• Aim
Go through the material below and count the lines with the string "media"; the number is the whole answer.

• Given data
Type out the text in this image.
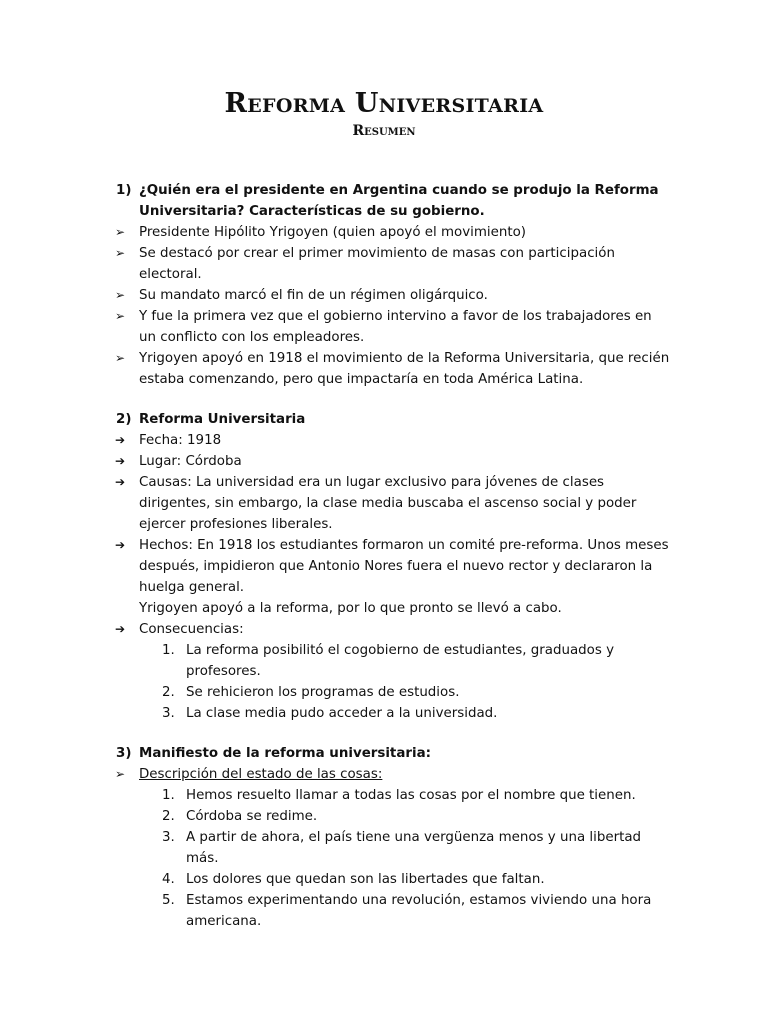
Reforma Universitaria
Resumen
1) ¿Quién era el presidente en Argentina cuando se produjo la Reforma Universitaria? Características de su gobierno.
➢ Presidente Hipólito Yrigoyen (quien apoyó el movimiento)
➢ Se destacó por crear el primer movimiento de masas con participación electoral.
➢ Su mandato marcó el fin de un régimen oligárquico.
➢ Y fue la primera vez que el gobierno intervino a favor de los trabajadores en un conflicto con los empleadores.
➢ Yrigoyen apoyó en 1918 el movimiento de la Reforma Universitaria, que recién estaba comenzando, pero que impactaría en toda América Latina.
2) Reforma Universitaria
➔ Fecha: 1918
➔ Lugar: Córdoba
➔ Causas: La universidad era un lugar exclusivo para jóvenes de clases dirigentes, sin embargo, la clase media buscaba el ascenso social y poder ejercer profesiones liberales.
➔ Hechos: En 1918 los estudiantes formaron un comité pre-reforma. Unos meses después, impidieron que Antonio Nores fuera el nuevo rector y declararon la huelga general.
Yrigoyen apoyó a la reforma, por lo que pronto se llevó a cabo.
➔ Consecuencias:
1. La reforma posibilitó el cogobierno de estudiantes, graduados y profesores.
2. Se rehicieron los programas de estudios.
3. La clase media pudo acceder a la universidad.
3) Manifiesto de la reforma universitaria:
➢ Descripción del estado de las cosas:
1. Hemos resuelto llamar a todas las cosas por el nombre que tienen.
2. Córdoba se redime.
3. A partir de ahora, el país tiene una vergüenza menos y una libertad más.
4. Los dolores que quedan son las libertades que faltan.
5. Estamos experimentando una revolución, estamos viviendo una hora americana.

• Written solution
2